Raw data
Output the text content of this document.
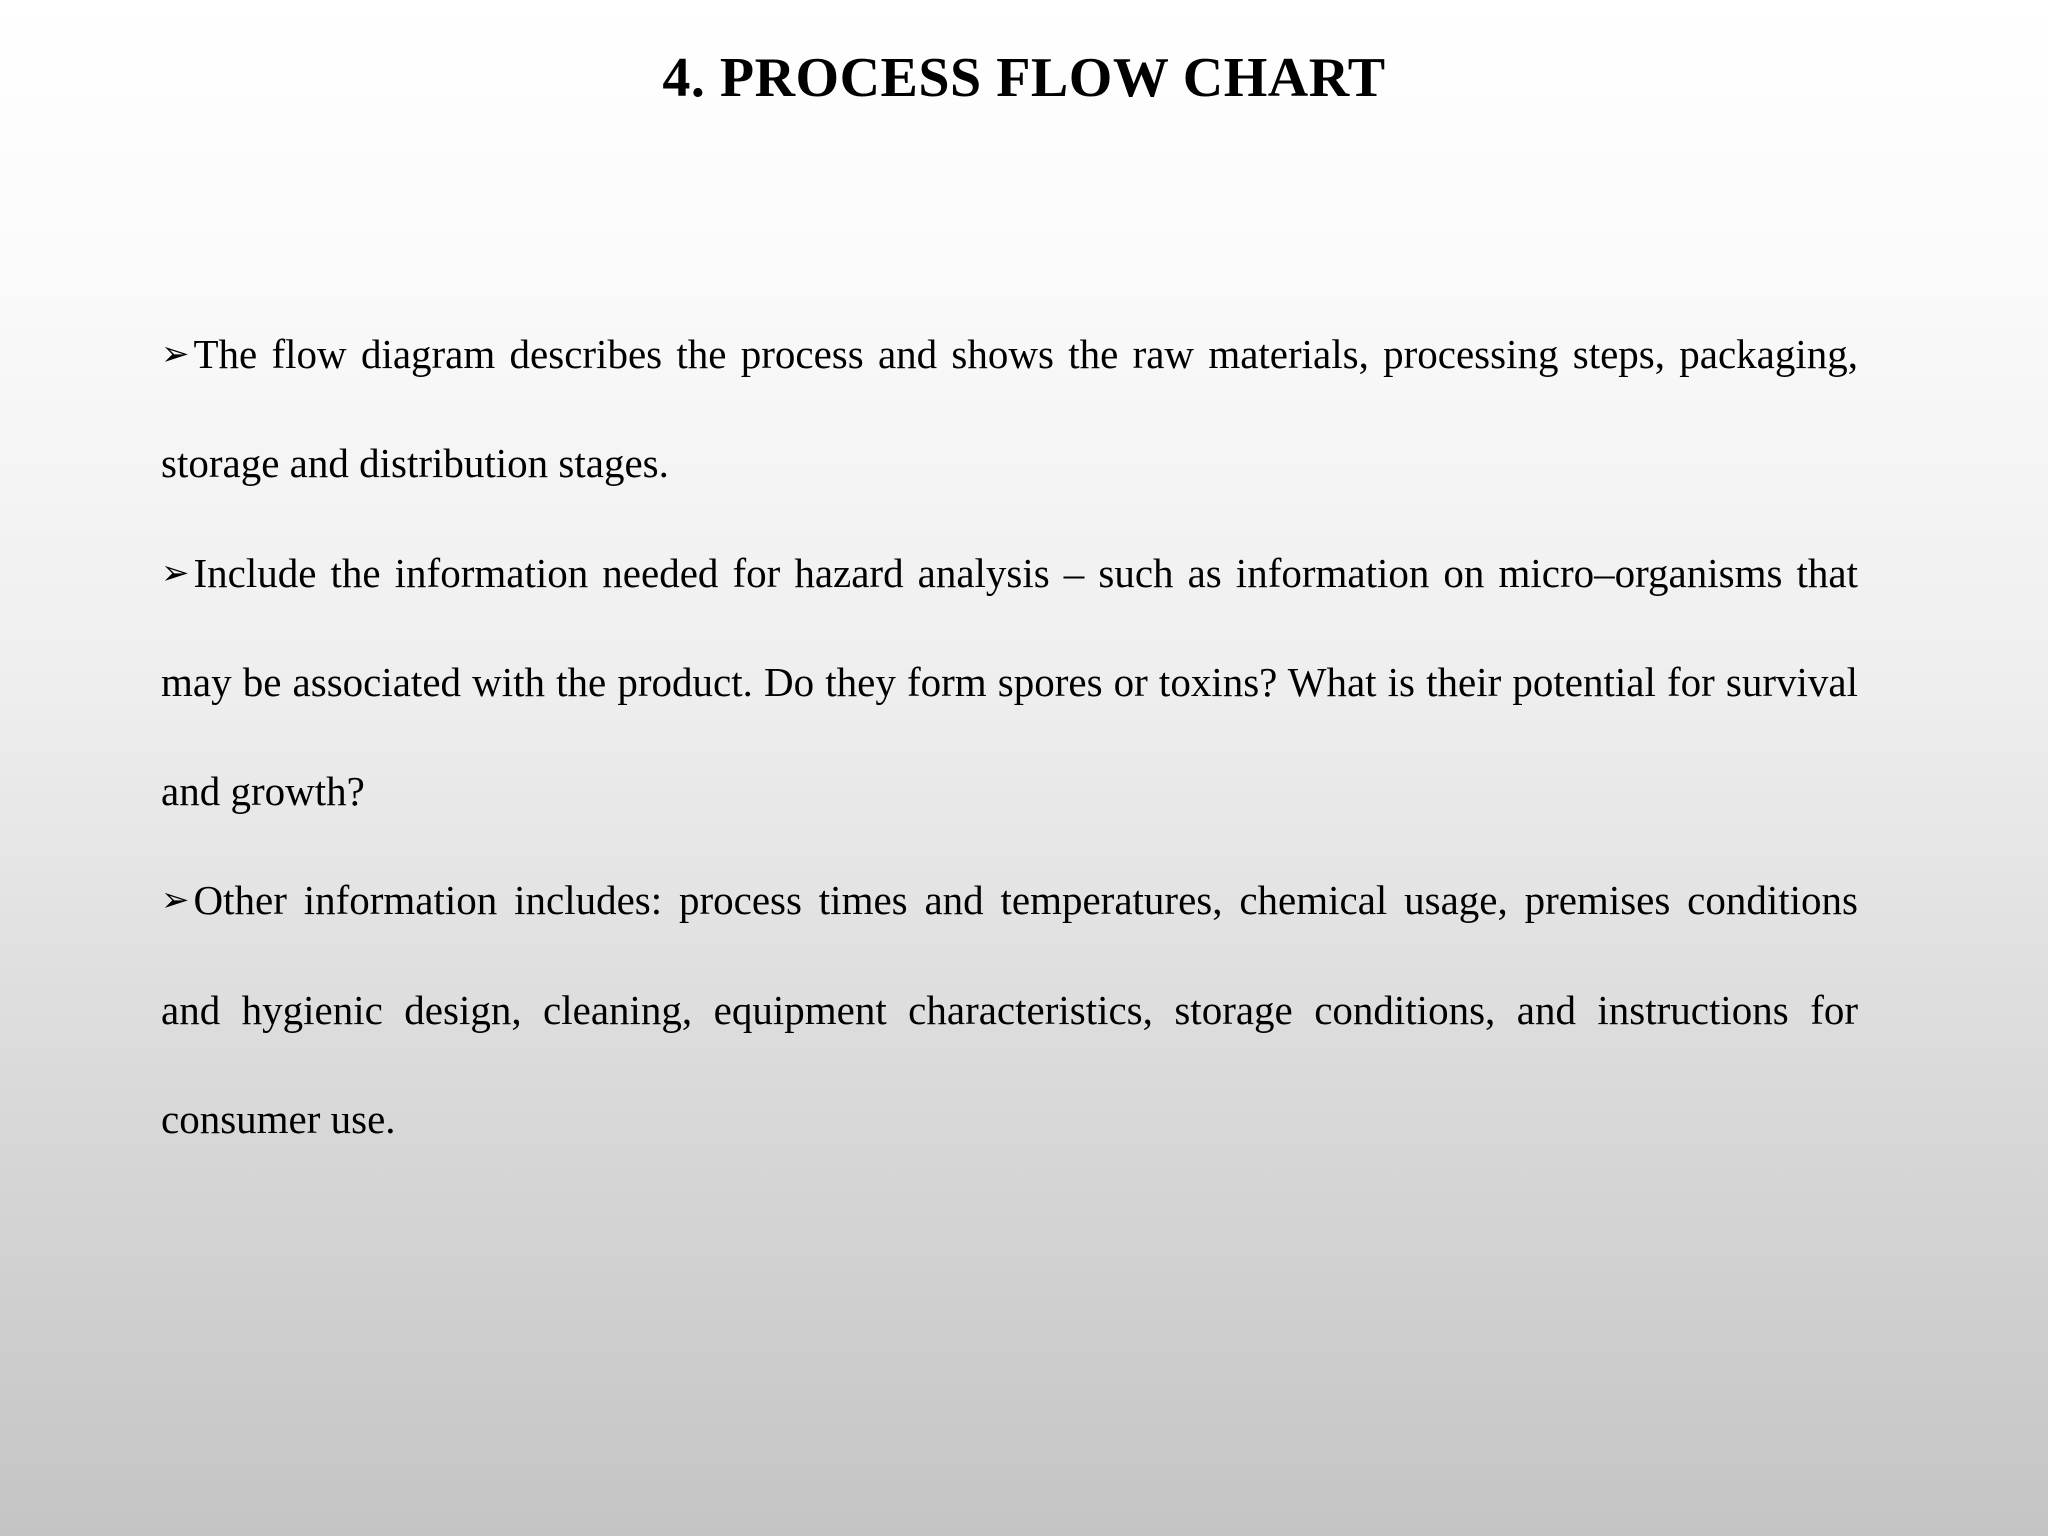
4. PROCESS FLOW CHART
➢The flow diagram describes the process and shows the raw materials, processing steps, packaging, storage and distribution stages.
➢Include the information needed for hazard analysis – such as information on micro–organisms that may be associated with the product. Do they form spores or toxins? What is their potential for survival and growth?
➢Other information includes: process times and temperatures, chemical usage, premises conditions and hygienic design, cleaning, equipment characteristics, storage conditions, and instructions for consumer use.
--
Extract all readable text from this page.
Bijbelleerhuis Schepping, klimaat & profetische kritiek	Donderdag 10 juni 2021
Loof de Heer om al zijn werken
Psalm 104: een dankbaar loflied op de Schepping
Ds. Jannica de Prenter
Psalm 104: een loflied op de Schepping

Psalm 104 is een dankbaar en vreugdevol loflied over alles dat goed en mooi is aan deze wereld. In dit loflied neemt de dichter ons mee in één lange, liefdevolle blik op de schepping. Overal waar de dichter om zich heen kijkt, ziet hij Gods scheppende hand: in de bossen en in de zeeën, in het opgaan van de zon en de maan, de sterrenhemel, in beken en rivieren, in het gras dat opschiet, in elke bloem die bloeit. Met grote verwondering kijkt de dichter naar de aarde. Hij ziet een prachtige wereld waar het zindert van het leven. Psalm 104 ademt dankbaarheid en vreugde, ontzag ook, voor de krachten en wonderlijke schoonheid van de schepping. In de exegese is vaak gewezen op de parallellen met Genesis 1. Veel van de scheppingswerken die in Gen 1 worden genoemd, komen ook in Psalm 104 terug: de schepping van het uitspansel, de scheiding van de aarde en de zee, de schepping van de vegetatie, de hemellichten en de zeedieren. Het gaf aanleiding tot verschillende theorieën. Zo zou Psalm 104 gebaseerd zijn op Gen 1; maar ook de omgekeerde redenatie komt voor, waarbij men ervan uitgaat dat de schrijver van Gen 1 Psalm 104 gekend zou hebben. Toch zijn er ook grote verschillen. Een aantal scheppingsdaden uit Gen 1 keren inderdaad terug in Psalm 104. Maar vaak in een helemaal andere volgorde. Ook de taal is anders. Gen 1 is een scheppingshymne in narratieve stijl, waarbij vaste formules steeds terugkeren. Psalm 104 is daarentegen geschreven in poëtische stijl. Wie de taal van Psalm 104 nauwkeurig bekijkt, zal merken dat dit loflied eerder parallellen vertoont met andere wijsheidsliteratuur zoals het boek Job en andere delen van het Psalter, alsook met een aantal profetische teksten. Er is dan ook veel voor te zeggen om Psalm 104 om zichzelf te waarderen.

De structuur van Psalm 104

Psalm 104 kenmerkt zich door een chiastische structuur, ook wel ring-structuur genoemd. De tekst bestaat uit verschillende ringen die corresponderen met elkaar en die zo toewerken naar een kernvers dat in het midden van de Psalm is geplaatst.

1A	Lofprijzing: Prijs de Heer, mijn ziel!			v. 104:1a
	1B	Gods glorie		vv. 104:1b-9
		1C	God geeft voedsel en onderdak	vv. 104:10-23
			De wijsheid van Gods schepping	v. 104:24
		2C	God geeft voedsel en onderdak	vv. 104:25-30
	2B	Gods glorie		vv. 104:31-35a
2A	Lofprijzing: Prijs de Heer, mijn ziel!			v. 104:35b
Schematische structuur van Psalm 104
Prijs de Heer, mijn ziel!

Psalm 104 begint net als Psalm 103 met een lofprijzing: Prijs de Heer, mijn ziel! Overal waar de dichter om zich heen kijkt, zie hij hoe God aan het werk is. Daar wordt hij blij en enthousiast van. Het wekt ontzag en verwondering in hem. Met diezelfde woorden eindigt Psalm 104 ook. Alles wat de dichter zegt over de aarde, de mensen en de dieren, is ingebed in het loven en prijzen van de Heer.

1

Exercise description
Where does "text" appear in the listing? Show every line that has it.

Output for this task
Output the text content of this document.
Extract all readable text from this page.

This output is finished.